Every record must be transcribed in its entirety, apart from the images, which are to be omitted.

> _Records for this exercise_:
================

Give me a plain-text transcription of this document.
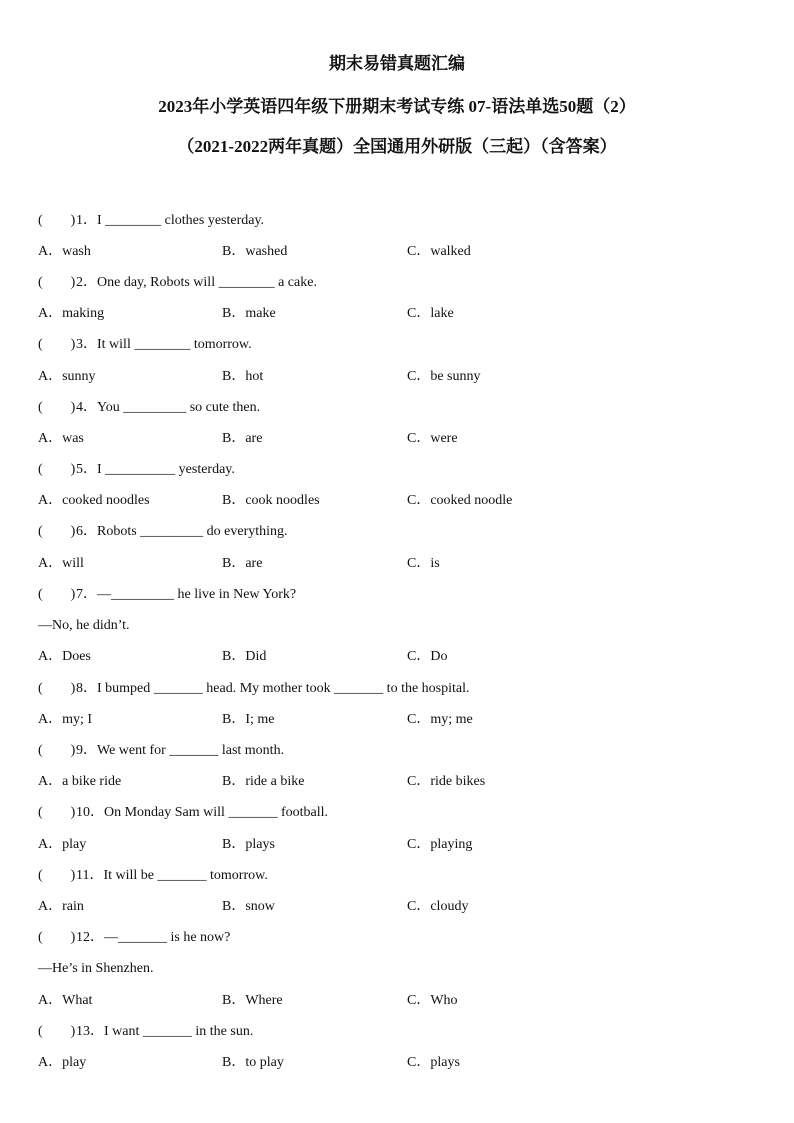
期末易错真题汇编
2023年小学英语四年级下册期末考试专练 07-语法单选50题（2）
（2021-2022两年真题）全国通用外研版（三起）（含答案）
(　　)1．I ________ clothes yesterday.
A．wash	B．washed	C．walked
(　　)2．One day, Robots will ________ a cake.
A．making	B．make	C．lake
(　　)3．It will ________ tomorrow.
A．sunny	B．hot	C．be sunny
(　　)4．You _________ so cute then.
A．was	B．are	C．were
(　　)5．I __________ yesterday.
A．cooked noodles	B．cook noodles	C．cooked noodle
(　　)6．Robots _________ do everything.
A．will	B．are	C．is
(　　)7．—_________ he live in New York?
—No, he didn’t.
A．Does	B．Did	C．Do
(　　)8．I bumped _______ head. My mother took _______ to the hospital.
A．my; I	B．I; me	C．my; me
(　　)9．We went for _______ last month.
A．a bike ride	B．ride a bike	C．ride bikes
(　　)10．On Monday Sam will _______ football.
A．play	B．plays	C．playing
(　　)11．It will be _______ tomorrow.
A．rain	B．snow	C．cloudy
(　　)12．—_______ is he now?
—He’s in Shenzhen.
A．What	B．Where	C．Who
(　　)13．I want _______ in the sun.
A．play	B．to play	C．plays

================

> _Correct output_:
Give me a plain-text transcription of this document.
期末易错真题汇编
2023年小学英语四年级下册期末考试专练 07-语法单选50题（2）
（2021-2022两年真题）全国通用外研版（三起）（含答案）
(　　)1．I ________ clothes yesterday.
A．wash	B．washed	C．walked
(　　)2．One day, Robots will ________ a cake.
A．making	B．make	C．lake
(　　)3．It will ________ tomorrow.
A．sunny	B．hot	C．be sunny
(　　)4．You _________ so cute then.
A．was	B．are	C．were
(　　)5．I __________ yesterday.
A．cooked noodles	B．cook noodles	C．cooked noodle
(　　)6．Robots _________ do everything.
A．will	B．are	C．is
(　　)7．—_________ he live in New York?
—No, he didn’t.
A．Does	B．Did	C．Do
(　　)8．I bumped _______ head. My mother took _______ to the hospital.
A．my; I	B．I; me	C．my; me
(　　)9．We went for _______ last month.
A．a bike ride	B．ride a bike	C．ride bikes
(　　)10．On Monday Sam will _______ football.
A．play	B．plays	C．playing
(　　)11．It will be _______ tomorrow.
A．rain	B．snow	C．cloudy
(　　)12．—_______ is he now?
—He’s in Shenzhen.
A．What	B．Where	C．Who
(　　)13．I want _______ in the sun.
A．play	B．to play	C．plays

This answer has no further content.